Что нужно сделать: Процитируйте дословно часть отрывка о романе Пригова: от слов «Да, мы как-то» до слов «в контексте постконцептуализма.» включительно.

Предоставленный отрывок:
# # #

Таким образом, в финале романа, мы имеем дело не с «поэтом Приговым», а с автобиографическим «Я», болеющим, лишенным способности к движению, «Я» помещенным в «нулевую точку» детства, в безжизненное нечто, располагающееся ближе к смерти, чем к игре. Но как раз в этом неподвижном изолированном состоянии («Меня нельзя было трогать») юный повествователь главы «Москва 1» (вместе со своей бабушкой!) не только встречает милиционера «дядю Петю», но и – в рамках своих возможностей, т. е. с учетом двигательно-физиологическими отклонений и искажений, в соответствии с обусловленной возрастом разницей в росте – становится буквальнымдвойником Милицанера (русское слово «двойник» не содержит имеющуюся в немецком эквиваленте «Doppelganger» сему «движения», «ходьбы»): юный, хромающий повествователь имитирует милиционера и даже идентифицирует себя с несущим «перед его окном» службу милиционером «дядей Петей», который охраняет американское посольство и защищает русских ворон от американских посягательств:
«И мы продолжали шествовать с ним вдоль забора, заворачивали за угол, исчезали из бабушкиного поля зрения, доходили до следующего угла, разворачивались. Он терпеливо дожидался, пока я совершу маневр своими нерасторопными, позорящими меня ногами».
«Я» здесь – это уже «Я» поэта Пригова; обретенная здесь перспектива повествования, уже чревата «проектом ДАП», знакомым нам по стихам Пригова, где прописаны и описаны основания этого проекта.
Да, мы как-то привыкли не смешивать биографическое «Я» и «имидж» ДАП. Однако роман, его жанровая логика размывают эту, казалось бы, надежную границу. Это на мой взгляд связанно с динамикой, присущей собственно повествованию, которой Пригов, так сказать, подверг себя, сделав шаг к роману. Мне бы хотелось сейчас вернуться к тому моменту нашего диалога, где мы обсуждали генеративные программы, такие, как назначение и расчет, и, опираясь на твои рассуждения о временных пластах в романе, поразмышлять о поэтике романа Пригова в контексте постконцептуализма.
Назначение и расчет – это операции, которые противостоят принципу повествования. Повествование базируется на событии, взятом в его единичности. Повествование организует динамические ряды событий. Назначение и расчет образуют таксономические порядки, в виде списков, балансов, каталогов. Но что происходит, если время – историческое, биографическое – является нам в модусе подсчета? К подобной операции Пригов прибегает довольно часто. Демонстрируя расхождение между воспоминанием как повествованием и воспоминанием как бухгалтерским подведением баланса, он рассуждает о значении и функции индивидуальной и коллективной памяти. И в этом отношении роман также оказывается своеобразной точкой сборки. Этот жанр предоставляет, по крайней мере, в своей традиционной форме, оптимальную временную структуру воспоминания, которое укладывается в биографические и исторические масштабы. Однако и это воспоминание уже абсорбировано подсчетом и обменом, перечислением и подведением баланса. Ведь в языке, который понимается Приговым как «поток реальных или вымышленных позиций поминания и употребления» («Кого я хотел убить в разные свои возраста», 1997), время в буквальном смысле превращено в пространство, события мутировали в позиции.

# # #

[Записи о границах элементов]
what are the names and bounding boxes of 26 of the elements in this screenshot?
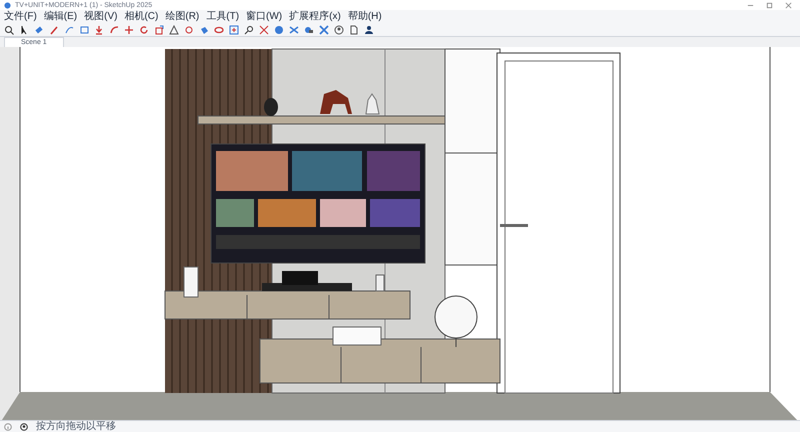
menu-item[interactable]: 窗口(W) bbox=[246, 12, 282, 22]
status-hint: 按方向拖动以平移 bbox=[36, 422, 116, 432]
move-icon[interactable] bbox=[124, 24, 134, 34]
menu-item[interactable]: 视图(V) bbox=[84, 12, 118, 22]
menu-item[interactable]: 扩展程序(x) bbox=[289, 12, 341, 22]
zoom-icon[interactable] bbox=[244, 24, 254, 34]
search-icon[interactable] bbox=[4, 24, 14, 34]
menu-item[interactable]: 帮助(H) bbox=[348, 12, 382, 22]
cursor-icon[interactable] bbox=[19, 24, 29, 34]
warning-icon[interactable] bbox=[169, 24, 179, 34]
user-icon[interactable] bbox=[364, 24, 374, 34]
close-icon[interactable] bbox=[785, 2, 792, 8]
maximize-icon[interactable] bbox=[766, 2, 773, 8]
arc-icon[interactable] bbox=[64, 24, 74, 34]
menu-item[interactable]: 文件(F) bbox=[4, 12, 37, 22]
menu-item[interactable]: 编辑(E) bbox=[44, 12, 78, 22]
menu-item[interactable]: 绘图(R) bbox=[165, 12, 200, 22]
info-icon[interactable] bbox=[4, 422, 12, 430]
rectangle-icon[interactable] bbox=[79, 24, 89, 34]
rotate-icon[interactable] bbox=[139, 24, 149, 34]
menu-item[interactable]: 工具(T) bbox=[206, 12, 240, 22]
document-icon[interactable] bbox=[349, 24, 359, 34]
menu-item[interactable]: 相机(C) bbox=[124, 12, 158, 22]
pencil-icon[interactable] bbox=[49, 24, 59, 34]
app-logo-icon bbox=[4, 2, 11, 8]
scale-icon[interactable] bbox=[154, 24, 164, 34]
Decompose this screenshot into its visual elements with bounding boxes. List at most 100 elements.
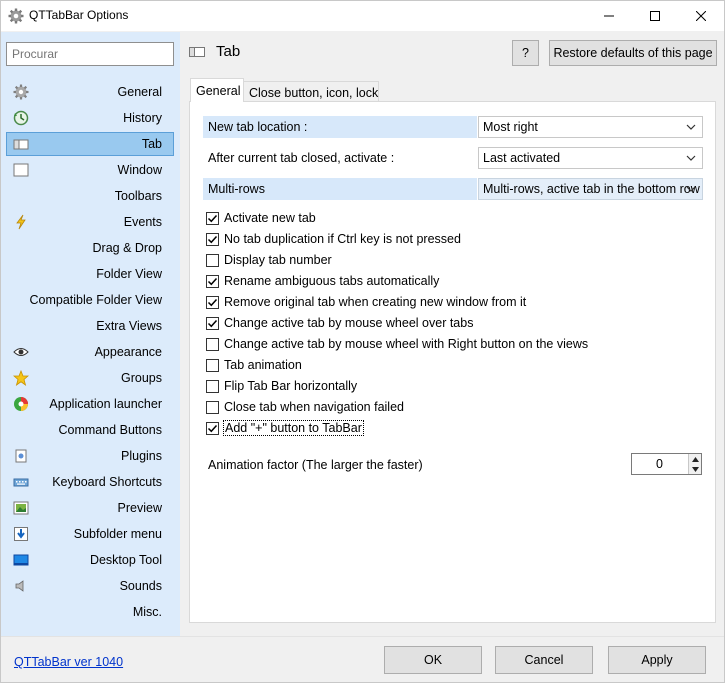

# # #

Решение задачи:
Да, мы как-то привыкли не смешивать биографическое «Я» и «имидж» ДАП. Однако роман, его жанровая логика размывают эту, казалось бы, надежную границу. Это на мой взгляд связанно с динамикой, присущей собственно повествованию, которой Пригов, так сказать, подверг себя, сделав шаг к роману. Мне бы хотелось сейчас вернуться к тому моменту нашего диалога, где мы обсуждали генеративные программы, такие, как назначение и расчет, и, опираясь на твои рассуждения о временных пластах в романе, поразмышлять о поэтике романа Пригова в контексте постконцептуализма.